● **THE TASK**
Your answer should be a single number: the count of lines holding the word "Verein".
════════════════════
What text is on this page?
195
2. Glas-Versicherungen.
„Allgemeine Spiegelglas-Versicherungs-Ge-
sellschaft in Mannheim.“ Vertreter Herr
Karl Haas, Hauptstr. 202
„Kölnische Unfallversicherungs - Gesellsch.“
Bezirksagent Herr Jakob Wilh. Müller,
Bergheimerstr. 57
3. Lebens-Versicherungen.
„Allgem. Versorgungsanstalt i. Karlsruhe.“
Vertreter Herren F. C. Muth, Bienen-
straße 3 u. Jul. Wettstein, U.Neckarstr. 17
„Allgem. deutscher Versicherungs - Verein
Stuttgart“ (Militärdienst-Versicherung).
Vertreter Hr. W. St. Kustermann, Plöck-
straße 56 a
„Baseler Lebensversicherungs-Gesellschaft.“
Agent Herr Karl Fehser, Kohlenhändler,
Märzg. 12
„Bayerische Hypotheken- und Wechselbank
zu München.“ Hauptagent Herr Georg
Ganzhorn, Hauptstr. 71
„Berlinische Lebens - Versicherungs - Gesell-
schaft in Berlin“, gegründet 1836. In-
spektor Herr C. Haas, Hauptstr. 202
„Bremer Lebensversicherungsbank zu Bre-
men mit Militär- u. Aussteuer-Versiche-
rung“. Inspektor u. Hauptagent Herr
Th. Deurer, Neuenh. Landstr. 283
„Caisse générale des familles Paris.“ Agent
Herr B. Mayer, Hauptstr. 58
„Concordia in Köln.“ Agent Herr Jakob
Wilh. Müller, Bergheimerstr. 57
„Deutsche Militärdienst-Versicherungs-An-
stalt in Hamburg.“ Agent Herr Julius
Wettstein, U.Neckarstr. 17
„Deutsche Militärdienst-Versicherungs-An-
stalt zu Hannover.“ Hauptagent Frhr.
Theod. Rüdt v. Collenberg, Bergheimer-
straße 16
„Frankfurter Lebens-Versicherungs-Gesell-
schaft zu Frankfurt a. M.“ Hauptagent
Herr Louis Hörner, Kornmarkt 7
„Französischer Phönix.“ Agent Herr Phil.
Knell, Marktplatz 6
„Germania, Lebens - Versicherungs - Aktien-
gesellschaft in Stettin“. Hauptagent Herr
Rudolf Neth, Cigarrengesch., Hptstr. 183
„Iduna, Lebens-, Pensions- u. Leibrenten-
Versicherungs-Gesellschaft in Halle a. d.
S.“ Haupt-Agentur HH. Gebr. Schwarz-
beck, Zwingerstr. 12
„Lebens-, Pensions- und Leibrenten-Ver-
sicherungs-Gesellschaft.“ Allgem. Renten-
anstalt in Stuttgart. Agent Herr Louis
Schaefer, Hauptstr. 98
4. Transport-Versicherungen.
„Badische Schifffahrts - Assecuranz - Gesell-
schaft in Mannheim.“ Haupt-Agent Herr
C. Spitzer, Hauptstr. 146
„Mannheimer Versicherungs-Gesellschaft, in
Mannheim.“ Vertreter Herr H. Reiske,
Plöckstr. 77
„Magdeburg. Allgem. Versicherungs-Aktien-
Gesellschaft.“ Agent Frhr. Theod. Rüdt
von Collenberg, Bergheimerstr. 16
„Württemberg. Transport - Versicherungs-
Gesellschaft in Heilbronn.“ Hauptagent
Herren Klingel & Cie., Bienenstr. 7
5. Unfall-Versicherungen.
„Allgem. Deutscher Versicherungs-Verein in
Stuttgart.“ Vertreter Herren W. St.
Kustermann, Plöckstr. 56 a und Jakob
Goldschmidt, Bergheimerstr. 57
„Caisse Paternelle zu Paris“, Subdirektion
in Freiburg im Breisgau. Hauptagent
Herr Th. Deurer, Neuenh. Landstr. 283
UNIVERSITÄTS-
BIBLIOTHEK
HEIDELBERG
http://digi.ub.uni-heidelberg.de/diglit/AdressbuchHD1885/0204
════════════════════
● **ANSWER TO THE PROBLEM**
2